* **Given records**
• • • • •
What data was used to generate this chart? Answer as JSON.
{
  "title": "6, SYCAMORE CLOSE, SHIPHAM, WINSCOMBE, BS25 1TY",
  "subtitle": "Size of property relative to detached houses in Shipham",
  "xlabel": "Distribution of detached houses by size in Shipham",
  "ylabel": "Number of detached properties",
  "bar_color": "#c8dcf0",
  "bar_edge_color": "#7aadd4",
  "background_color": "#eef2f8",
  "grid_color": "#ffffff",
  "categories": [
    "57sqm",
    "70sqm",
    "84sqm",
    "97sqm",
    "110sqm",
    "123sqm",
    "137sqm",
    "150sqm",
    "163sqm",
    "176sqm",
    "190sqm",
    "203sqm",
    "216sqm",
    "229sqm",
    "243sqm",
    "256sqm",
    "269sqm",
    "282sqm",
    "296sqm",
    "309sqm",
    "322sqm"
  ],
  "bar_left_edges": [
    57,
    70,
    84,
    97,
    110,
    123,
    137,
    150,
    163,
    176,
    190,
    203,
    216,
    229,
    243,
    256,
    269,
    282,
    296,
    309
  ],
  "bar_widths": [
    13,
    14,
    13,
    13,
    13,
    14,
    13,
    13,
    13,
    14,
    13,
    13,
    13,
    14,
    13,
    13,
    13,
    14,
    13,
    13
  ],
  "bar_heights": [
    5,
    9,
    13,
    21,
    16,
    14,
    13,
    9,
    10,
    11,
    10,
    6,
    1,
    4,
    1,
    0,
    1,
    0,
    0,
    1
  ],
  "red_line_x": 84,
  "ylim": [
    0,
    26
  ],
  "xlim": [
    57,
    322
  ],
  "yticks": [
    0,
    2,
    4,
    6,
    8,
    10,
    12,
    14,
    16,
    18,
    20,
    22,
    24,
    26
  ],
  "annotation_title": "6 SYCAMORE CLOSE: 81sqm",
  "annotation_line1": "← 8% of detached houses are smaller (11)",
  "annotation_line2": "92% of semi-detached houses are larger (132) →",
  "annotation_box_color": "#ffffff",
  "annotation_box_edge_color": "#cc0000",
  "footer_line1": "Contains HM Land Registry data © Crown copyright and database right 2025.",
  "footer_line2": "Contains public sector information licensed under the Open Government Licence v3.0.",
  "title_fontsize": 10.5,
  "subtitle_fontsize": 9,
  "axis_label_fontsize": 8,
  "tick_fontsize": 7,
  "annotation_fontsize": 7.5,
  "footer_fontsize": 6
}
• • • • •
* **Work to do**
Give an exact repetition of all the material.

* **Correct answer**
What data was used to generate this chart? Answer as JSON.
{
  "title": "6, SYCAMORE CLOSE, SHIPHAM, WINSCOMBE, BS25 1TY",
  "subtitle": "Size of property relative to detached houses in Shipham",
  "xlabel": "Distribution of detached houses by size in Shipham",
  "ylabel": "Number of detached properties",
  "bar_color": "#c8dcf0",
  "bar_edge_color": "#7aadd4",
  "background_color": "#eef2f8",
  "grid_color": "#ffffff",
  "categories": [
    "57sqm",
    "70sqm",
    "84sqm",
    "97sqm",
    "110sqm",
    "123sqm",
    "137sqm",
    "150sqm",
    "163sqm",
    "176sqm",
    "190sqm",
    "203sqm",
    "216sqm",
    "229sqm",
    "243sqm",
    "256sqm",
    "269sqm",
    "282sqm",
    "296sqm",
    "309sqm",
    "322sqm"
  ],
  "bar_left_edges": [
    57,
    70,
    84,
    97,
    110,
    123,
    137,
    150,
    163,
    176,
    190,
    203,
    216,
    229,
    243,
    256,
    269,
    282,
    296,
    309
  ],
  "bar_widths": [
    13,
    14,
    13,
    13,
    13,
    14,
    13,
    13,
    13,
    14,
    13,
    13,
    13,
    14,
    13,
    13,
    13,
    14,
    13,
    13
  ],
  "bar_heights": [
    5,
    9,
    13,
    21,
    16,
    14,
    13,
    9,
    10,
    11,
    10,
    6,
    1,
    4,
    1,
    0,
    1,
    0,
    0,
    1
  ],
  "red_line_x": 84,
  "ylim": [
    0,
    26
  ],
  "xlim": [
    57,
    322
  ],
  "yticks": [
    0,
    2,
    4,
    6,
    8,
    10,
    12,
    14,
    16,
    18,
    20,
    22,
    24,
    26
  ],
  "annotation_title": "6 SYCAMORE CLOSE: 81sqm",
  "annotation_line1": "← 8% of detached houses are smaller (11)",
  "annotation_line2": "92% of semi-detached houses are larger (132) →",
  "annotation_box_color": "#ffffff",
  "annotation_box_edge_color": "#cc0000",
  "footer_line1": "Contains HM Land Registry data © Crown copyright and database right 2025.",
  "footer_line2": "Contains public sector information licensed under the Open Government Licence v3.0.",
  "title_fontsize": 10.5,
  "subtitle_fontsize": 9,
  "axis_label_fontsize": 8,
  "tick_fontsize": 7,
  "annotation_fontsize": 7.5,
  "footer_fontsize": 6
}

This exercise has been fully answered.